Search the material below for the string "come" and list each line that holds it.

----- INFORMATION PROVIDED -----

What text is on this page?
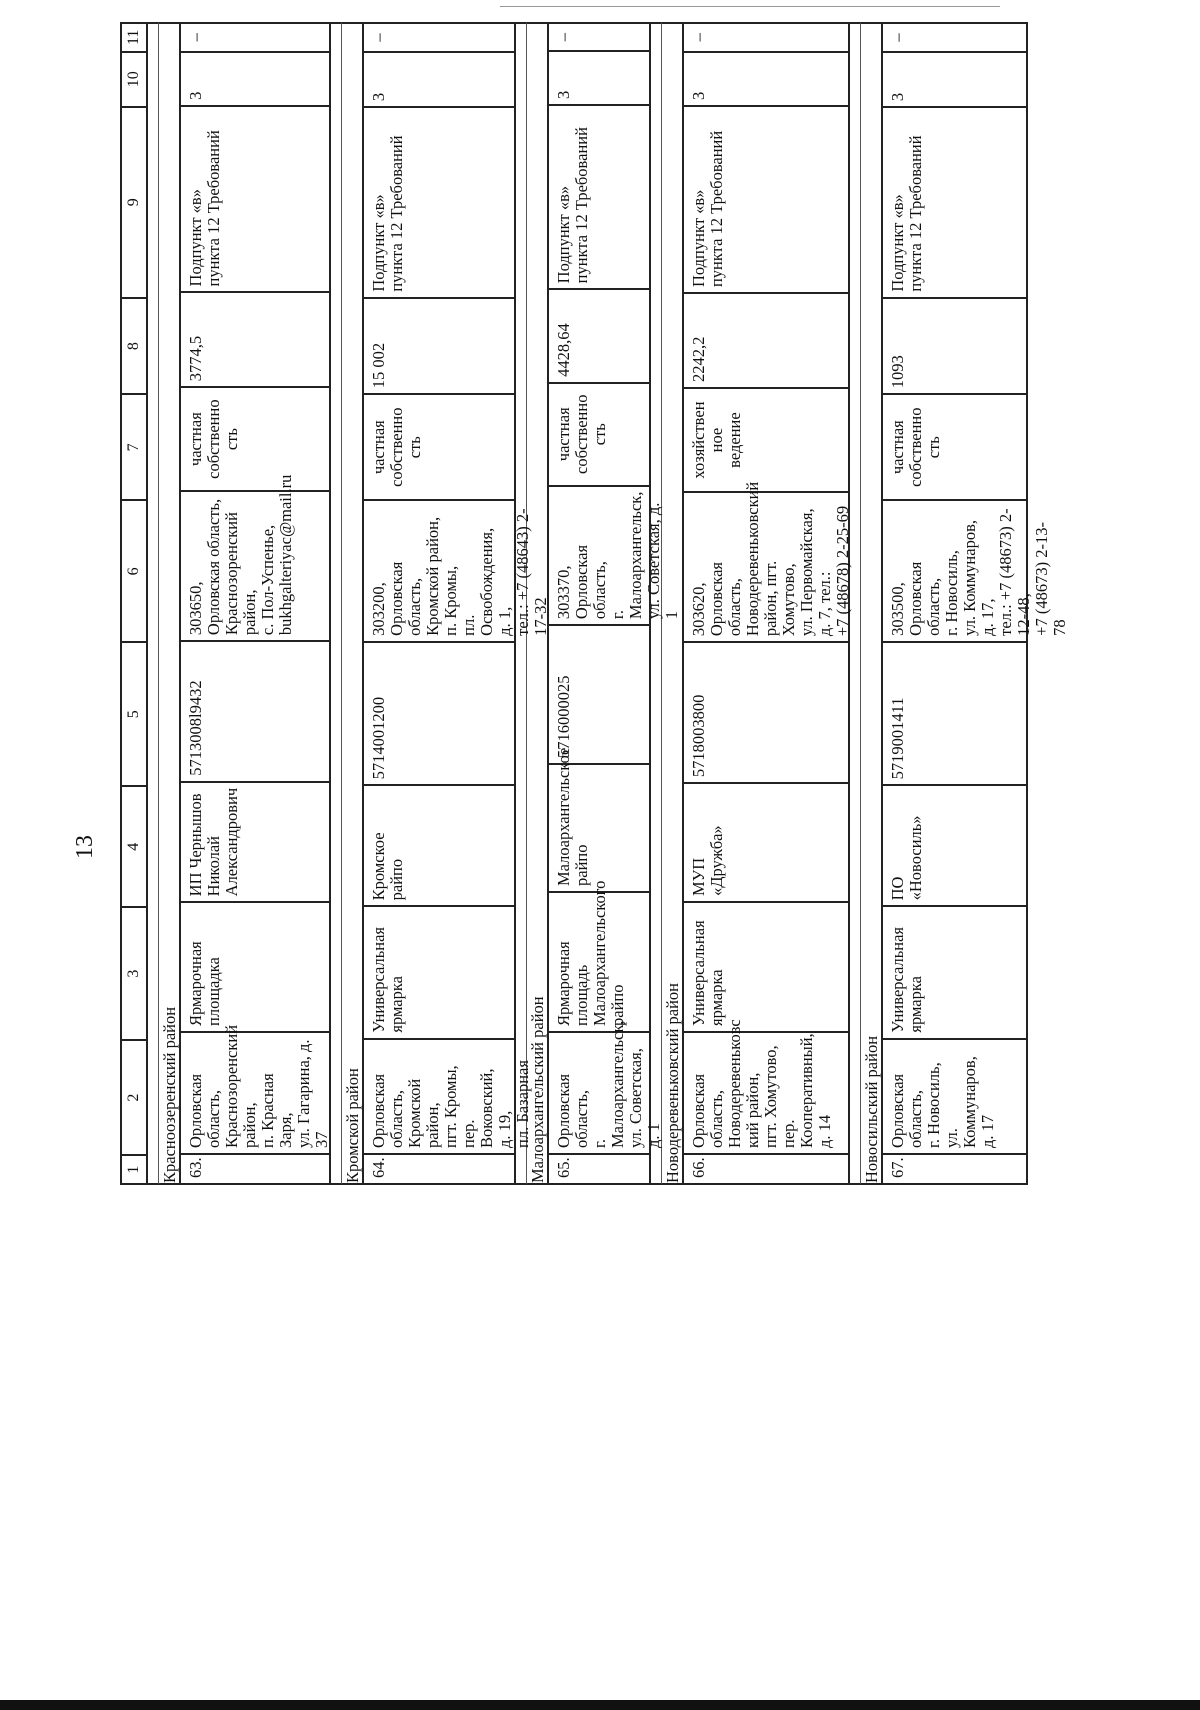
13
1
2
3
4
5
6
7
8
9
10
11
Красноозеренский район 63.
Орловская
область,
Краснозоренский
район,
п. Красная Заря,
ул. Гагарина, д. 37
Ярмарочная
площадка
ИП Чернышов
Николай
Александрович
5713008l9432
303650,
Орловская область,
Краснозоренский район,
с. Пол-Успенье,
bukhgalteriyac@mail.ru
частная
собственно
сть
3774,5
Подпункт «в»
пункта 12 Требований
3
–
Кромской район 64.
Орловская
область,
Кромской район,
пгт. Кромы,
пер. Воковский,
д. 19,
пл. Базарная
Универсальная
ярмарка
Кромское райпо
5714001200
303200,
Орловская область,
Кромской район,
п. Кромы,
пл. Освобождения,
д. 1,
тел.: +7 (48643) 2-17-32
частная
собственно
сть
15 002
Подпункт «в»
пункта 12 Требований
3
–
Малоархангельский район 65.
Орловская
область,
г.
Малоархангельск,
ул. Советская, д. 1
Ярмарочная
площадь
Малоархангельского
райпо
Малоархангельское
райпо
5716000025
303370,
Орловская область,
г. Малоархангельск,
ул. Советская, д. 1
частная
собственно
сть
4428,64
Подпункт «в»
пункта 12 Требований
3
–
Новодеревеньковский район 66.
Орловская
область,
Новодеревеньковс
кий район,
пгт. Хомутово,
пер.
Кооперативный,
д. 14
Универсальная
ярмарка
МУП «Дружба»
5718003800
303620,
Орловская
область,
Новодеревеньковский
район, пгт. Хомутово,
ул. Первомайская,
д. 7, тел.:
+7 (48678) 2-25-69
хозяйствен
ное
ведение
2242,2
Подпункт «в»
пункта 12 Требований
3
–
Новосильский район 67.
Орловская
область,
г. Новосиль,
ул. Коммунаров,
д. 17
Универсальная
ярмарка
ПО «Новосиль»
5719001411
303500,
Орловская область,
г. Новосиль,
ул. Коммунаров, д. 17,
тел.: +7 (48673) 2-12-48,
+7 (48673) 2-13-78
частная
собственно
сть
1093
Подпункт «в»
пункта 12 Требований
3
–
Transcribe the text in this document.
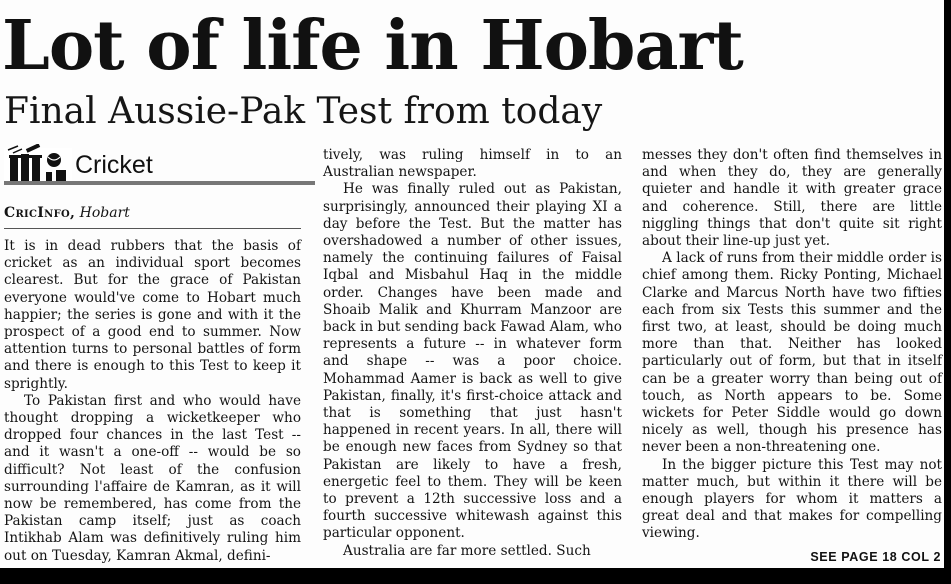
Lot of life in Hobart
Final Aussie-Pak Test from today
Cricket
CricInfo, Hobart

It is in dead rubbers that the basis of cricket as an individual sport becomes clearest. But for the grace of Pakistan everyone would've come to Hobart much happier; the series is gone and with it the prospect of a good end to summer. Now attention turns to personal battles of form and there is enough to this Test to keep it sprightly.

To Pakistan first and who would have thought dropping a wicketkeeper who dropped four chances in the last Test -- and it wasn't a one-off -- would be so difficult? Not least of the confusion surrounding l'affaire de Kamran, as it will now be remembered, has come from the Pakistan camp itself; just as coach Intikhab Alam was definitively ruling him out on Tuesday, Kamran Akmal, defini-

tively, was ruling himself in to an Australian newspaper.

He was finally ruled out as Pakistan, surprisingly, announced their playing XI a day before the Test. But the matter has overshadowed a number of other issues, namely the continuing failures of Faisal Iqbal and Misbahul Haq in the middle order. Changes have been made and Shoaib Malik and Khurram Manzoor are back in but sending back Fawad Alam, who represents a future -- in whatever form and shape -- was a poor choice. Mohammad Aamer is back as well to give Pakistan, finally, it's first-choice attack and that is something that just hasn't happened in recent years. In all, there will be enough new faces from Sydney so that Pakistan are likely to have a fresh, energetic feel to them. They will be keen to prevent a 12th successive loss and a fourth successive whitewash against this particular opponent.

Australia are far more settled. Such

messes they don't often find themselves in and when they do, they are generally quieter and handle it with greater grace and coherence. Still, there are little niggling things that don't quite sit right about their line-up just yet.

A lack of runs from their middle order is chief among them. Ricky Ponting, Michael Clarke and Marcus North have two fifties each from six Tests this summer and the first two, at least, should be doing much more than that. Neither has looked particularly out of form, but that in itself can be a greater worry than being out of touch, as North appears to be. Some wickets for Peter Siddle would go down nicely as well, though his presence has never been a non-threatening one.

In the bigger picture this Test may not matter much, but within it there will be enough players for whom it matters a great deal and that makes for compelling viewing.

SEE PAGE 18 COL 2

-----

_FULL OUTPUT_.
It is in dead rubbers that the basis of cricket as an individual sport becomes clearest. But for the grace of Pakistan everyone would've come to Hobart much happier; the series is gone and with it the prospect of a good end to summer. Now attention turns to personal battles of form and there is enough to this Test to keep it sprightly.
To Pakistan first and who would have thought dropping a wicketkeeper who dropped four chances in the last Test -- and it wasn't a one-off -- would be so difficult? Not least of the confusion surrounding l'affaire de Kamran, as it will now be remembered, has come from the Pakistan camp itself; just as coach Intikhab Alam was definitively ruling him out on Tuesday, Kamran Akmal, defini-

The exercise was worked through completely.